• [THE TASK]:
Retype every line of the entries below without changing a character.
— begin GIVEN RECORDS —
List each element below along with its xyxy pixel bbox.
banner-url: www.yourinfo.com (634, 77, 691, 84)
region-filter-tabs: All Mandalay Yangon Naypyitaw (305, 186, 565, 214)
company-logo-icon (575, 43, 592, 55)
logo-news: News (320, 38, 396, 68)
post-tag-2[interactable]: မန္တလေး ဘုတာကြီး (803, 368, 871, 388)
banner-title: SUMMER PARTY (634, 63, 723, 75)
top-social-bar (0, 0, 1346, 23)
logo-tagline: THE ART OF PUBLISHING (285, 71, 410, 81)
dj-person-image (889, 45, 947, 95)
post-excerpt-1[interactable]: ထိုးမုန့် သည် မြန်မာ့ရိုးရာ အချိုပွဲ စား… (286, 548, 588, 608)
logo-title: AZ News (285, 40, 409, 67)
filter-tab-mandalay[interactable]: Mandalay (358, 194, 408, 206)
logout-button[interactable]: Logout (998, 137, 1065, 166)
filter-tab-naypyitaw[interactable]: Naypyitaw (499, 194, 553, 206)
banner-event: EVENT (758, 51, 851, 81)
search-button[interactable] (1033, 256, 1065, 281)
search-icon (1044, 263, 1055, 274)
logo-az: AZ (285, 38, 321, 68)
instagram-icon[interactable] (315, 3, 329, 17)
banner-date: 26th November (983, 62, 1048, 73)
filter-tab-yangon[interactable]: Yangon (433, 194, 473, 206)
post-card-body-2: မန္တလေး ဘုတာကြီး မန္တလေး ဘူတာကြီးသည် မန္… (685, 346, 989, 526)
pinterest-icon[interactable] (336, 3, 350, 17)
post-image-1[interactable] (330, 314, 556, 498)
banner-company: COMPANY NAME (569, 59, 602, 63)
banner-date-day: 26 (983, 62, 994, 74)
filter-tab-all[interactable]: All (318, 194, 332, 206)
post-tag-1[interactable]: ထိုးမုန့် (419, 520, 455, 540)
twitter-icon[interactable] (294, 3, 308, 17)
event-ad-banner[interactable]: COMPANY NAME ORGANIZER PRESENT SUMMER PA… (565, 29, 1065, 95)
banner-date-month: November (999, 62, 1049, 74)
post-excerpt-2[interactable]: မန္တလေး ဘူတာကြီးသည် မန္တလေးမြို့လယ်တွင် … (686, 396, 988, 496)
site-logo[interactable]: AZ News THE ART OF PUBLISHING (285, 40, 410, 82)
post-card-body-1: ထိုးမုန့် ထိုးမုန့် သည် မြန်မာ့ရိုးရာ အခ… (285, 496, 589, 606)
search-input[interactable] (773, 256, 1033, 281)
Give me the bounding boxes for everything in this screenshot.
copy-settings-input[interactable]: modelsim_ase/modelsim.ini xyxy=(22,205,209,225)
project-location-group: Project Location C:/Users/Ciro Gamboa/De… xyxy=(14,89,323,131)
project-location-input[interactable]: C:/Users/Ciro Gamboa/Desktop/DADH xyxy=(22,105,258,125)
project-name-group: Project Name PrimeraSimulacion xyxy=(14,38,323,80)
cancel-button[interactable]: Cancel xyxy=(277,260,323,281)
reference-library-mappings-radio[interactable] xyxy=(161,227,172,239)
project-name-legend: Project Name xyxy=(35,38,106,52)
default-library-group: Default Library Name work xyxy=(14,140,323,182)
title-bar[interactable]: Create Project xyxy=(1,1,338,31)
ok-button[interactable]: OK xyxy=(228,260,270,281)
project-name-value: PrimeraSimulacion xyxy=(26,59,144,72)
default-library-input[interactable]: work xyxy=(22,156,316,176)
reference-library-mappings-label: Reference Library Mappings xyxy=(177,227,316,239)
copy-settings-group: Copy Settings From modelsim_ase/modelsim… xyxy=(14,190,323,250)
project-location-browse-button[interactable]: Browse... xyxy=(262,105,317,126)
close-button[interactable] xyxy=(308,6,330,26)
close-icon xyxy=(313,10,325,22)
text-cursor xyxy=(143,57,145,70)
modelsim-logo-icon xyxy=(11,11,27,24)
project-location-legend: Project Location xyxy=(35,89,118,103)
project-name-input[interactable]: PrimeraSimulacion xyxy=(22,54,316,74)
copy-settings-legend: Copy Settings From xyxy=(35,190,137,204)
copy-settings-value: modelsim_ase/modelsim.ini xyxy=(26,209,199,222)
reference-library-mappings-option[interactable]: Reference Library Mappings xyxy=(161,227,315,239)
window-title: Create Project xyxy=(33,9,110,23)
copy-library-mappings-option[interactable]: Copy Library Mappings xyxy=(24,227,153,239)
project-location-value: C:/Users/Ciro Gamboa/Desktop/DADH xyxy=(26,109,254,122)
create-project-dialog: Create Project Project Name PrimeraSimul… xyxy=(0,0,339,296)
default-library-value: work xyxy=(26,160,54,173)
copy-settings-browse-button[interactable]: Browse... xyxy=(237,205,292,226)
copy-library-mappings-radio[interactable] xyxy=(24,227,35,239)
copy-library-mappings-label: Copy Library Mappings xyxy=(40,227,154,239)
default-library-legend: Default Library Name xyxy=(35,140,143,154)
— end GIVEN RECORDS —
• [FINISHED EXERCISE]:
List each element below along with its xyxy pixel bbox.
banner-url: www.yourinfo.com (634, 77, 691, 84)
region-filter-tabs: All Mandalay Yangon Naypyitaw (305, 186, 565, 214)
company-logo-icon (575, 43, 592, 55)
logo-news: News (320, 38, 396, 68)
post-tag-2[interactable]: မန္တလေး ဘုတာကြီး (803, 368, 871, 388)
banner-title: SUMMER PARTY (634, 63, 723, 75)
top-social-bar (0, 0, 1346, 23)
logo-tagline: THE ART OF PUBLISHING (285, 71, 410, 81)
dj-person-image (889, 45, 947, 95)
post-excerpt-1[interactable]: ထိုးမုန့် သည် မြန်မာ့ရိုးရာ အချိုပွဲ စား… (286, 548, 588, 608)
logo-title: AZ News (285, 40, 409, 67)
filter-tab-mandalay[interactable]: Mandalay (358, 194, 408, 206)
logout-button[interactable]: Logout (998, 137, 1065, 166)
filter-tab-naypyitaw[interactable]: Naypyitaw (499, 194, 553, 206)
banner-event: EVENT (758, 51, 851, 81)
search-button[interactable] (1033, 256, 1065, 281)
search-icon (1044, 263, 1055, 274)
logo-az: AZ (285, 38, 321, 68)
instagram-icon[interactable] (315, 3, 329, 17)
banner-date: 26th November (983, 62, 1048, 73)
filter-tab-yangon[interactable]: Yangon (433, 194, 473, 206)
post-card-body-2: မန္တလေး ဘုတာကြီး မန္တလေး ဘူတာကြီးသည် မန္… (685, 346, 989, 526)
pinterest-icon[interactable] (336, 3, 350, 17)
post-image-1[interactable] (330, 314, 556, 498)
banner-company: COMPANY NAME (569, 59, 602, 63)
banner-date-day: 26 (983, 62, 994, 74)
filter-tab-all[interactable]: All (318, 194, 332, 206)
post-tag-1[interactable]: ထိုးမုန့် (419, 520, 455, 540)
twitter-icon[interactable] (294, 3, 308, 17)
event-ad-banner[interactable]: COMPANY NAME ORGANIZER PRESENT SUMMER PA… (565, 29, 1065, 95)
banner-date-month: November (999, 62, 1049, 74)
post-excerpt-2[interactable]: မန္တလေး ဘူတာကြီးသည် မန္တလေးမြို့လယ်တွင် … (686, 396, 988, 496)
site-logo[interactable]: AZ News THE ART OF PUBLISHING (285, 40, 410, 82)
post-card-body-1: ထိုးမုန့် ထိုးမုန့် သည် မြန်မာ့ရိုးရာ အခ… (285, 496, 589, 606)
search-input[interactable] (773, 256, 1033, 281)
Give me the bounding boxes for everything in this screenshot.
copy-settings-input[interactable]: modelsim_ase/modelsim.ini xyxy=(22,205,209,225)
project-location-group: Project Location C:/Users/Ciro Gamboa/De… xyxy=(14,89,323,131)
project-location-input[interactable]: C:/Users/Ciro Gamboa/Desktop/DADH xyxy=(22,105,258,125)
project-name-group: Project Name PrimeraSimulacion xyxy=(14,38,323,80)
cancel-button[interactable]: Cancel xyxy=(277,260,323,281)
reference-library-mappings-radio[interactable] xyxy=(161,227,172,239)
project-name-legend: Project Name xyxy=(35,38,106,52)
default-library-group: Default Library Name work xyxy=(14,140,323,182)
title-bar[interactable]: Create Project xyxy=(1,1,338,31)
ok-button[interactable]: OK xyxy=(228,260,270,281)
project-name-value: PrimeraSimulacion xyxy=(26,59,144,72)
default-library-input[interactable]: work xyxy=(22,156,316,176)
reference-library-mappings-label: Reference Library Mappings xyxy=(177,227,316,239)
copy-settings-group: Copy Settings From modelsim_ase/modelsim… xyxy=(14,190,323,250)
project-location-browse-button[interactable]: Browse... xyxy=(262,105,317,126)
close-button[interactable] xyxy=(308,6,330,26)
close-icon xyxy=(313,10,325,22)
text-cursor xyxy=(143,57,145,70)
modelsim-logo-icon xyxy=(11,11,27,24)
project-location-legend: Project Location xyxy=(35,89,118,103)
project-name-input[interactable]: PrimeraSimulacion xyxy=(22,54,316,74)
copy-settings-legend: Copy Settings From xyxy=(35,190,137,204)
copy-settings-value: modelsim_ase/modelsim.ini xyxy=(26,209,199,222)
reference-library-mappings-option[interactable]: Reference Library Mappings xyxy=(161,227,315,239)
window-title: Create Project xyxy=(33,9,110,23)
copy-library-mappings-option[interactable]: Copy Library Mappings xyxy=(24,227,153,239)
project-location-value: C:/Users/Ciro Gamboa/Desktop/DADH xyxy=(26,109,254,122)
create-project-dialog: Create Project Project Name PrimeraSimul… xyxy=(0,0,339,296)
default-library-value: work xyxy=(26,160,54,173)
copy-settings-browse-button[interactable]: Browse... xyxy=(237,205,292,226)
copy-library-mappings-radio[interactable] xyxy=(24,227,35,239)
copy-library-mappings-label: Copy Library Mappings xyxy=(40,227,154,239)
default-library-legend: Default Library Name xyxy=(35,140,143,154)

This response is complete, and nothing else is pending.